Objective
Edit the data from its first line through the line containing "review-launch-label: Review and", swapping each "sidebar-item" for "menu-item" and leaving everything else untouched.

Element and region listings:
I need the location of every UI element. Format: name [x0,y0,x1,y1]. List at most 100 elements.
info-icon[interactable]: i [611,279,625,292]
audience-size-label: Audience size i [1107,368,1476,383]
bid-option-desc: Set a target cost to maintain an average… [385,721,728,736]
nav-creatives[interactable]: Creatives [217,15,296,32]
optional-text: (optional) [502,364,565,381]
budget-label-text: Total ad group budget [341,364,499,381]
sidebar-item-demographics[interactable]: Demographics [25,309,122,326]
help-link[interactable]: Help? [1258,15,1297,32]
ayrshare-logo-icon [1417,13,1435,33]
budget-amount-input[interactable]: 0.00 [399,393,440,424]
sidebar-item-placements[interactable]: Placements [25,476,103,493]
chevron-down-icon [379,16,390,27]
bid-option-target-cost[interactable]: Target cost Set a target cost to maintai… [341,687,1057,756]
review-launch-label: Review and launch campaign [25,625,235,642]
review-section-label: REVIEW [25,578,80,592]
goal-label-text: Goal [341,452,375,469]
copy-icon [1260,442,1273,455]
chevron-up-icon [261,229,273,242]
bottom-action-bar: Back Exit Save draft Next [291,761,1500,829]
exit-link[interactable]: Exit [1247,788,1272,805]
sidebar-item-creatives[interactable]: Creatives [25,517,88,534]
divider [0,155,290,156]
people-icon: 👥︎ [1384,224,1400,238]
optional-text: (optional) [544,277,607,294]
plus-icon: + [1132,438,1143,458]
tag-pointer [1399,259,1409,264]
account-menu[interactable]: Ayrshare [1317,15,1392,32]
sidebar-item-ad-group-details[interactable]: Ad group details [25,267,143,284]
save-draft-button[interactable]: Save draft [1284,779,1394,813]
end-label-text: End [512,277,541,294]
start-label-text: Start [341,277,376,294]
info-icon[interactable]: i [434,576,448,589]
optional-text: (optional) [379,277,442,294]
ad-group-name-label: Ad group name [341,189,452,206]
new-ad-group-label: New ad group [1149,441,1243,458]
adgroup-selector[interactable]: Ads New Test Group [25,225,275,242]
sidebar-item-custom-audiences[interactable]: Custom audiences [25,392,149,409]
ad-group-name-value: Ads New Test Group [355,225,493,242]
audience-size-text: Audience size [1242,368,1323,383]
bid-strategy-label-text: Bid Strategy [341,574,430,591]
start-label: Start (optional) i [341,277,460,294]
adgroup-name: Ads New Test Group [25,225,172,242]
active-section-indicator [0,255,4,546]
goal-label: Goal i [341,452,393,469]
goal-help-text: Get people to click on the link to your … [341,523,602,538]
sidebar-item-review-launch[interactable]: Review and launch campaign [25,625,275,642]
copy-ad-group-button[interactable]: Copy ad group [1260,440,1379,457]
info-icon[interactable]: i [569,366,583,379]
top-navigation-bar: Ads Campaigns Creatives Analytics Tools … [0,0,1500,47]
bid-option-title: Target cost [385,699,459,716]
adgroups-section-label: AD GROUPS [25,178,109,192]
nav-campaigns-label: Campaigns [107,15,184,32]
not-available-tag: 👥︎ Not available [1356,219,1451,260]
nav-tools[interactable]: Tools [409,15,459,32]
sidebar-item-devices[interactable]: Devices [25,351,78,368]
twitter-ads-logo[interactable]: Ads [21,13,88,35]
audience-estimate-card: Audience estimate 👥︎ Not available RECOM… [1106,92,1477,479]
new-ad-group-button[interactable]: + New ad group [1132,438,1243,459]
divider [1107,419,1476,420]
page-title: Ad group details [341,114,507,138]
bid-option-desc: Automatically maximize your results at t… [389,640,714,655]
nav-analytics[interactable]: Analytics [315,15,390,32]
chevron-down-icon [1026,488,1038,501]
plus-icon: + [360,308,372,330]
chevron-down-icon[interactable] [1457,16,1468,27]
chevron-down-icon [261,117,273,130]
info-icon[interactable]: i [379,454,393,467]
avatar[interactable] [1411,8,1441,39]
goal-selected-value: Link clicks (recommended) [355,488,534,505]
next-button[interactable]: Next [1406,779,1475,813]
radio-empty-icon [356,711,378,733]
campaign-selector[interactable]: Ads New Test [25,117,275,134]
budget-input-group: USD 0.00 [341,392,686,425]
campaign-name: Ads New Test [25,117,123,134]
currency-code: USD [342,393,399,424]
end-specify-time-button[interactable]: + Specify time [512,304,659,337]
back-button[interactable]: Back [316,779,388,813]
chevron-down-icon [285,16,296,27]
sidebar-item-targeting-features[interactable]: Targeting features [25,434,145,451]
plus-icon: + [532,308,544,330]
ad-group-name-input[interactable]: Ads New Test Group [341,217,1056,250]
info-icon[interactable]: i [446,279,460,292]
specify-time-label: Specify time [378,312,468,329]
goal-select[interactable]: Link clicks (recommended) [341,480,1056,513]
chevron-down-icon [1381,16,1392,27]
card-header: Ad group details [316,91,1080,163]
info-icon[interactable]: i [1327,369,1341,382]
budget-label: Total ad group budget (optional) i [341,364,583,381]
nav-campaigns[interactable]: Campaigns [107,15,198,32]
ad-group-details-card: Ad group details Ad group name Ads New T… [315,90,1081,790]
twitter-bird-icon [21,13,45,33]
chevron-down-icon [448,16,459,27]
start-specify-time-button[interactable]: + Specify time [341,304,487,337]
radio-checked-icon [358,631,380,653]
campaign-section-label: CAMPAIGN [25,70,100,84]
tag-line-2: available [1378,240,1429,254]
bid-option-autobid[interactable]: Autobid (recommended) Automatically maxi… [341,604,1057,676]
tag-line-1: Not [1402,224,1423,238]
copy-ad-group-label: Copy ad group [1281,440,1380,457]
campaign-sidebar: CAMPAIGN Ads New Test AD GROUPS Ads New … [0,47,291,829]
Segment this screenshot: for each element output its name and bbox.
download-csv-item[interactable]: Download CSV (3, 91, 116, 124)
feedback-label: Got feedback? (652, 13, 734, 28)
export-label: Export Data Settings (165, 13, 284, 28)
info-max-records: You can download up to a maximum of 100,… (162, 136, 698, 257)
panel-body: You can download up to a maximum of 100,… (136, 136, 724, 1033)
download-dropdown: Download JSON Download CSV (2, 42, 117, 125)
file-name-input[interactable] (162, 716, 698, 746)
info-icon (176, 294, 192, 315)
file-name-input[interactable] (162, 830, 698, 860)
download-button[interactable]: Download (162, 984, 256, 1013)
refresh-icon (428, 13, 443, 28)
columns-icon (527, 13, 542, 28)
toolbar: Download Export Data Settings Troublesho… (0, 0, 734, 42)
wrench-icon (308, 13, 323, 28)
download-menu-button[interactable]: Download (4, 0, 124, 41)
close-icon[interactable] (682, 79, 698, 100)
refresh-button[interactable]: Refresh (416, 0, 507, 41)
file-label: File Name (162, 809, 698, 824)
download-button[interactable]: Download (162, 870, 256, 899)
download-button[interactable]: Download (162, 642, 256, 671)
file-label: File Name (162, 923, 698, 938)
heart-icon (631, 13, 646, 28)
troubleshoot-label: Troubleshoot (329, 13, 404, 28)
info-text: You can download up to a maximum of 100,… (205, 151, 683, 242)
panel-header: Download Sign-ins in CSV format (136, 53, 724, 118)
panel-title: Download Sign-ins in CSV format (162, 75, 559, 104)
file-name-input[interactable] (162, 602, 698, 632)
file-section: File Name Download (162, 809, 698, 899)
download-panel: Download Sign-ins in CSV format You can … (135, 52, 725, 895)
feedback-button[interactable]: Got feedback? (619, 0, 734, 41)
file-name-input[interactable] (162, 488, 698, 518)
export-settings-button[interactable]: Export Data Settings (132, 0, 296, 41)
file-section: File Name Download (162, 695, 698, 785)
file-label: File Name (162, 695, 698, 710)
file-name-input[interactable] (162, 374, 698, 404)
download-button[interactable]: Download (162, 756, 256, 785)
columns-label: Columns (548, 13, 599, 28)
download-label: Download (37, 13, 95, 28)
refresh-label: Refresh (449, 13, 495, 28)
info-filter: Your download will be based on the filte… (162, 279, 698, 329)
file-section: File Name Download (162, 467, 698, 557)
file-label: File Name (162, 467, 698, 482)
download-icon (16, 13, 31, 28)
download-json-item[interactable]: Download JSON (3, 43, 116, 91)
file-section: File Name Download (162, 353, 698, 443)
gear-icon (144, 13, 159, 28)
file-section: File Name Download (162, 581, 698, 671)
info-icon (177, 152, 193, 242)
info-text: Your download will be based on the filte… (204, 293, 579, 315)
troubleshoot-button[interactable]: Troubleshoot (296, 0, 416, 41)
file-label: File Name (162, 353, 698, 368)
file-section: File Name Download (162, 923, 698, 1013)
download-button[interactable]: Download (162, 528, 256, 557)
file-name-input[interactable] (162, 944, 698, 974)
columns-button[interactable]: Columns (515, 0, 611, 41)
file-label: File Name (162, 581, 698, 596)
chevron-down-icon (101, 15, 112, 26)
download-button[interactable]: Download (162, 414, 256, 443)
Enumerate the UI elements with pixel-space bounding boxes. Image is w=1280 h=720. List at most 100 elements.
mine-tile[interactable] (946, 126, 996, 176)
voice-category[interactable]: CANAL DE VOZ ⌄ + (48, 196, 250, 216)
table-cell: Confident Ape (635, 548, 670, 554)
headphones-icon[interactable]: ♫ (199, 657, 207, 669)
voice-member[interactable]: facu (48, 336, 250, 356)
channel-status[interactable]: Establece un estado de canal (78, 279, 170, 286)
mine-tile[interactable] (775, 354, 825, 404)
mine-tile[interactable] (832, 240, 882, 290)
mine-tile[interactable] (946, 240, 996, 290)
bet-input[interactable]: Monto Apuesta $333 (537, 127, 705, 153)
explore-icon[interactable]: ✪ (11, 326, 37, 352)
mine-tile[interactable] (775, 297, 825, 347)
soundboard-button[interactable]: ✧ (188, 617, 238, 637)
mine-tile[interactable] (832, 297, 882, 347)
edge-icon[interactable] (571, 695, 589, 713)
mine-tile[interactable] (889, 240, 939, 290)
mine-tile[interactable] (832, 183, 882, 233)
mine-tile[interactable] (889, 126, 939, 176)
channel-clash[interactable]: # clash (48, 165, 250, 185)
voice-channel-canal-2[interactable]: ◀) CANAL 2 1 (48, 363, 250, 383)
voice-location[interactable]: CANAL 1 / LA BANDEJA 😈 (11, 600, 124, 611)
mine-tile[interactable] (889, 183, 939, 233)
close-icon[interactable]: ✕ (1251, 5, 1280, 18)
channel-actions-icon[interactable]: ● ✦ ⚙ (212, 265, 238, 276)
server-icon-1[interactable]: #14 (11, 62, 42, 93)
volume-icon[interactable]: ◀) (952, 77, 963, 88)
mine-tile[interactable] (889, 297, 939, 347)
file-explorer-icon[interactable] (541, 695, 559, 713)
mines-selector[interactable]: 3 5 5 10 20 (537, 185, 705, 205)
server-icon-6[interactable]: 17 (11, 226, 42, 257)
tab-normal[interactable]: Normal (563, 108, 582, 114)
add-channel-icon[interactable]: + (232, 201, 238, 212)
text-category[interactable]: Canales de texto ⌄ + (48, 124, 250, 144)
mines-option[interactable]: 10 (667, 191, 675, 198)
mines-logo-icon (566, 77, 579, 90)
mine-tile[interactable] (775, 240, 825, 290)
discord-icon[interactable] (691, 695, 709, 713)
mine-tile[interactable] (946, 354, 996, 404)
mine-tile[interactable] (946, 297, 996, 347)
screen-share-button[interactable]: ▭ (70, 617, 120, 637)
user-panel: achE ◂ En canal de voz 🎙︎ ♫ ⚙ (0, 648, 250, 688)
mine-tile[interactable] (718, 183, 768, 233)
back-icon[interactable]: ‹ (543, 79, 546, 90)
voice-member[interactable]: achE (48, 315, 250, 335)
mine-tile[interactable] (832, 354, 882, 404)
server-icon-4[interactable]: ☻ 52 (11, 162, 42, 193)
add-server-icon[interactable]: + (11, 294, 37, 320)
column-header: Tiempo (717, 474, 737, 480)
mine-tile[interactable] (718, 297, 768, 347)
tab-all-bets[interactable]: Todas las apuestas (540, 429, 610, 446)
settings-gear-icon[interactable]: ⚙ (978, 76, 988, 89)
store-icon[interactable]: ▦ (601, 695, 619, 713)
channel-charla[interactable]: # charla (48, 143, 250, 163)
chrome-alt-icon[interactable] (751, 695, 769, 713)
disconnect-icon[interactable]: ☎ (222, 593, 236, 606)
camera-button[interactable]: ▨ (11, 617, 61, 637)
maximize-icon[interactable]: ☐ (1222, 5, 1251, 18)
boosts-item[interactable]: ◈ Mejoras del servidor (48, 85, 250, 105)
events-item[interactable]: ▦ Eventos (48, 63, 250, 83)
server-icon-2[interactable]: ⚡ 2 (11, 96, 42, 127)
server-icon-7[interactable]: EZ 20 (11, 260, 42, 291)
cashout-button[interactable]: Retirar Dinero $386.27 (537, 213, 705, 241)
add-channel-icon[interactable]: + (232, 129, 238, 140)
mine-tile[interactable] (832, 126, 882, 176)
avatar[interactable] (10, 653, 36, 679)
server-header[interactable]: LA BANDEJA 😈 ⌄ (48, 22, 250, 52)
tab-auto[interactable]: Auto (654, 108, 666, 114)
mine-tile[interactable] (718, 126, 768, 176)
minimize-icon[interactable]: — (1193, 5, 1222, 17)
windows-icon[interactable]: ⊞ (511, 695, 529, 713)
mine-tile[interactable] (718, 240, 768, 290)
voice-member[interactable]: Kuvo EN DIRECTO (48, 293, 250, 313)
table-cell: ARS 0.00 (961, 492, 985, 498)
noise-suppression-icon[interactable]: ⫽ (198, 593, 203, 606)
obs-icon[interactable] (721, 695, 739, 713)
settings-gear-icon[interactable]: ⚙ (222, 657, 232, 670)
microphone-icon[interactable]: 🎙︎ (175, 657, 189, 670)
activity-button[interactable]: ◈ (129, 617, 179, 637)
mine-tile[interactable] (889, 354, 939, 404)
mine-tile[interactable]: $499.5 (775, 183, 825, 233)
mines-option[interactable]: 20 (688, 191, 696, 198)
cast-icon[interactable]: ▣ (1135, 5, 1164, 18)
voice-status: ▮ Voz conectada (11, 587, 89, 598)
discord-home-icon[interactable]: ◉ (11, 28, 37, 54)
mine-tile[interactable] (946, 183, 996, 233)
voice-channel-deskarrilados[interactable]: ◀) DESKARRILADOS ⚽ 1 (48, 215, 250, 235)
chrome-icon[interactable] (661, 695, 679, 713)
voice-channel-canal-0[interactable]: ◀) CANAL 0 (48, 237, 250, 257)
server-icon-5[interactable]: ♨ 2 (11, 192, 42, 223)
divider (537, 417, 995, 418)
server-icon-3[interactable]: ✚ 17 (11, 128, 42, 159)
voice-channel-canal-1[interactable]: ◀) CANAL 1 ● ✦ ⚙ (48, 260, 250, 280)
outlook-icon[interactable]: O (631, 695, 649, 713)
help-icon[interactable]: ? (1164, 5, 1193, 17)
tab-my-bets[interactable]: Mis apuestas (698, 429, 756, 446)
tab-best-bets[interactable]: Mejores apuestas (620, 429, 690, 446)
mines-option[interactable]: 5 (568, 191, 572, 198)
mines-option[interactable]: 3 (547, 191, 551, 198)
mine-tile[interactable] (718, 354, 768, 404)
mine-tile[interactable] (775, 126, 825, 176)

Final result
I need the location of every UI element. Format: name [x0,y0,x1,y1]. List at most 100 elements.
info-icon[interactable]: i [611,279,625,292]
audience-size-label: Audience size i [1107,368,1476,383]
bid-option-desc: Set a target cost to maintain an average… [385,721,728,736]
nav-creatives[interactable]: Creatives [217,15,296,32]
optional-text: (optional) [502,364,565,381]
budget-label-text: Total ad group budget [341,364,499,381]
menu-item-demographics[interactable]: Demographics [25,309,122,326]
help-link[interactable]: Help? [1258,15,1297,32]
ayrshare-logo-icon [1417,13,1435,33]
budget-amount-input[interactable]: 0.00 [399,393,440,424]
menu-item-placements[interactable]: Placements [25,476,103,493]
chevron-down-icon [379,16,390,27]
bid-option-target-cost[interactable]: Target cost Set a target cost to maintai… [341,687,1057,756]
review-launch-label: Review and launch campaign [25,625,235,642]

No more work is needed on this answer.